§ **Recorded information**:
□ □ □ □ □

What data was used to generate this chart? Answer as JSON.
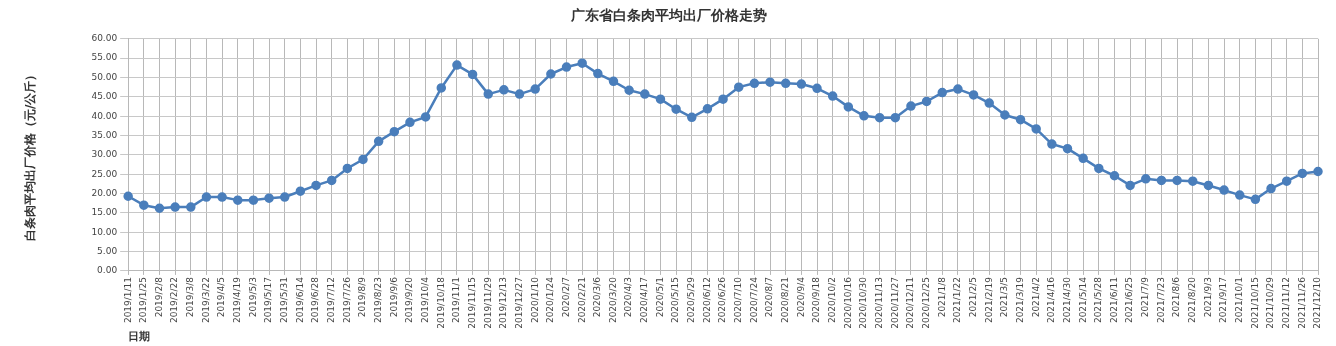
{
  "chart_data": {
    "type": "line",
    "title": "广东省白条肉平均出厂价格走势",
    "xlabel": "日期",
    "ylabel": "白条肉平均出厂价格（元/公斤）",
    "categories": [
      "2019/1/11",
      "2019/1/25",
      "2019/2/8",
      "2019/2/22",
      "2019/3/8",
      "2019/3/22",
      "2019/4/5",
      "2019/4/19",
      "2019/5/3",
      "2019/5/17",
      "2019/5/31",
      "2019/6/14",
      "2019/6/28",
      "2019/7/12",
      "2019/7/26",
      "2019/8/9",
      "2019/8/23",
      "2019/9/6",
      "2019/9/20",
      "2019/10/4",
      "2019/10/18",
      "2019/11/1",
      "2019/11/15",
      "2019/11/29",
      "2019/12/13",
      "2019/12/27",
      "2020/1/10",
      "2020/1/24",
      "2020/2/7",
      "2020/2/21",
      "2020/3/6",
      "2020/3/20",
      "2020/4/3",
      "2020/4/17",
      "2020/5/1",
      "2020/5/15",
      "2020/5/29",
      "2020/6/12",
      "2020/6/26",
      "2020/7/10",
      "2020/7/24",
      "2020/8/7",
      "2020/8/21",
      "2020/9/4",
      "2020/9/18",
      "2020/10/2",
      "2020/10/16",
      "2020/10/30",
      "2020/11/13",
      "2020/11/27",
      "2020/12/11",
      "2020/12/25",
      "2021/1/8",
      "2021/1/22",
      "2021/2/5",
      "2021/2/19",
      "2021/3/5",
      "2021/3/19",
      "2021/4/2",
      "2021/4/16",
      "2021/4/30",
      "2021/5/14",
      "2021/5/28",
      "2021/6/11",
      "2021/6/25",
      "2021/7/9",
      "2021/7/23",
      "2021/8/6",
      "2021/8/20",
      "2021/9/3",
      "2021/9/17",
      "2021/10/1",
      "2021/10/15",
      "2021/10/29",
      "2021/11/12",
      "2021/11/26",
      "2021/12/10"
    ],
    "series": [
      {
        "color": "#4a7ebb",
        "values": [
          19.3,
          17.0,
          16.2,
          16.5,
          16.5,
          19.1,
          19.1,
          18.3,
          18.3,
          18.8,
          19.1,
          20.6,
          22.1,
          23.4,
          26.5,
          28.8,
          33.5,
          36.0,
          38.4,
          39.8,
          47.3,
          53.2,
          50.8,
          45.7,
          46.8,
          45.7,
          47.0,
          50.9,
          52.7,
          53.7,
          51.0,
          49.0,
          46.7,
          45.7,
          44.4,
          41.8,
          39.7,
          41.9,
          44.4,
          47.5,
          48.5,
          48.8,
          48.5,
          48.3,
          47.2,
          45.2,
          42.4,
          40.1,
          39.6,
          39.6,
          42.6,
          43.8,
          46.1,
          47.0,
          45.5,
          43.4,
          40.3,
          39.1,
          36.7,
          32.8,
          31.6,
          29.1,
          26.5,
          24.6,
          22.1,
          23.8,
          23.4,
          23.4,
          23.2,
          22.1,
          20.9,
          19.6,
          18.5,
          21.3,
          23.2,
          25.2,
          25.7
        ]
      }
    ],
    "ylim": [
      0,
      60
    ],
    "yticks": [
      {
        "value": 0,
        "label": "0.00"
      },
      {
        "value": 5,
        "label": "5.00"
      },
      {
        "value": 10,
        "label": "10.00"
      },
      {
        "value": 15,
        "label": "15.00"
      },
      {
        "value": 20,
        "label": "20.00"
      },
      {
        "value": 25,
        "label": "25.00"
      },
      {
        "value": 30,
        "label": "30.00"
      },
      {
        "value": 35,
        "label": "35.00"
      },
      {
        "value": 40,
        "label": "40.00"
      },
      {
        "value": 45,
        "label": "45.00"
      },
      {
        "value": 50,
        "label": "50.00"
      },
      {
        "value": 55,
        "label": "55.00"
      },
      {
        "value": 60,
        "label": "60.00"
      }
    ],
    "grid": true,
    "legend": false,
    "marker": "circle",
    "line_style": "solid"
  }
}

□ □ □ □ □

§ **Instruction**: Omit every picture, then repeat the remaining data exactly as it appears above.

§ **Exercise response**:
What data was used to generate this chart? Answer as JSON.
{
  "chart_data": {
    "type": "line",
    "title": "广东省白条肉平均出厂价格走势",
    "xlabel": "日期",
    "ylabel": "白条肉平均出厂价格（元/公斤）",
    "categories": [
      "2019/1/11",
      "2019/1/25",
      "2019/2/8",
      "2019/2/22",
      "2019/3/8",
      "2019/3/22",
      "2019/4/5",
      "2019/4/19",
      "2019/5/3",
      "2019/5/17",
      "2019/5/31",
      "2019/6/14",
      "2019/6/28",
      "2019/7/12",
      "2019/7/26",
      "2019/8/9",
      "2019/8/23",
      "2019/9/6",
      "2019/9/20",
      "2019/10/4",
      "2019/10/18",
      "2019/11/1",
      "2019/11/15",
      "2019/11/29",
      "2019/12/13",
      "2019/12/27",
      "2020/1/10",
      "2020/1/24",
      "2020/2/7",
      "2020/2/21",
      "2020/3/6",
      "2020/3/20",
      "2020/4/3",
      "2020/4/17",
      "2020/5/1",
      "2020/5/15",
      "2020/5/29",
      "2020/6/12",
      "2020/6/26",
      "2020/7/10",
      "2020/7/24",
      "2020/8/7",
      "2020/8/21",
      "2020/9/4",
      "2020/9/18",
      "2020/10/2",
      "2020/10/16",
      "2020/10/30",
      "2020/11/13",
      "2020/11/27",
      "2020/12/11",
      "2020/12/25",
      "2021/1/8",
      "2021/1/22",
      "2021/2/5",
      "2021/2/19",
      "2021/3/5",
      "2021/3/19",
      "2021/4/2",
      "2021/4/16",
      "2021/4/30",
      "2021/5/14",
      "2021/5/28",
      "2021/6/11",
      "2021/6/25",
      "2021/7/9",
      "2021/7/23",
      "2021/8/6",
      "2021/8/20",
      "2021/9/3",
      "2021/9/17",
      "2021/10/1",
      "2021/10/15",
      "2021/10/29",
      "2021/11/12",
      "2021/11/26",
      "2021/12/10"
    ],
    "series": [
      {
        "color": "#4a7ebb",
        "values": [
          19.3,
          17.0,
          16.2,
          16.5,
          16.5,
          19.1,
          19.1,
          18.3,
          18.3,
          18.8,
          19.1,
          20.6,
          22.1,
          23.4,
          26.5,
          28.8,
          33.5,
          36.0,
          38.4,
          39.8,
          47.3,
          53.2,
          50.8,
          45.7,
          46.8,
          45.7,
          47.0,
          50.9,
          52.7,
          53.7,
          51.0,
          49.0,
          46.7,
          45.7,
          44.4,
          41.8,
          39.7,
          41.9,
          44.4,
          47.5,
          48.5,
          48.8,
          48.5,
          48.3,
          47.2,
          45.2,
          42.4,
          40.1,
          39.6,
          39.6,
          42.6,
          43.8,
          46.1,
          47.0,
          45.5,
          43.4,
          40.3,
          39.1,
          36.7,
          32.8,
          31.6,
          29.1,
          26.5,
          24.6,
          22.1,
          23.8,
          23.4,
          23.4,
          23.2,
          22.1,
          20.9,
          19.6,
          18.5,
          21.3,
          23.2,
          25.2,
          25.7
        ]
      }
    ],
    "ylim": [
      0,
      60
    ],
    "yticks": [
      {
        "value": 0,
        "label": "0.00"
      },
      {
        "value": 5,
        "label": "5.00"
      },
      {
        "value": 10,
        "label": "10.00"
      },
      {
        "value": 15,
        "label": "15.00"
      },
      {
        "value": 20,
        "label": "20.00"
      },
      {
        "value": 25,
        "label": "25.00"
      },
      {
        "value": 30,
        "label": "30.00"
      },
      {
        "value": 35,
        "label": "35.00"
      },
      {
        "value": 40,
        "label": "40.00"
      },
      {
        "value": 45,
        "label": "45.00"
      },
      {
        "value": 50,
        "label": "50.00"
      },
      {
        "value": 55,
        "label": "55.00"
      },
      {
        "value": 60,
        "label": "60.00"
      }
    ],
    "grid": true,
    "legend": false,
    "marker": "circle",
    "line_style": "solid"
  }
}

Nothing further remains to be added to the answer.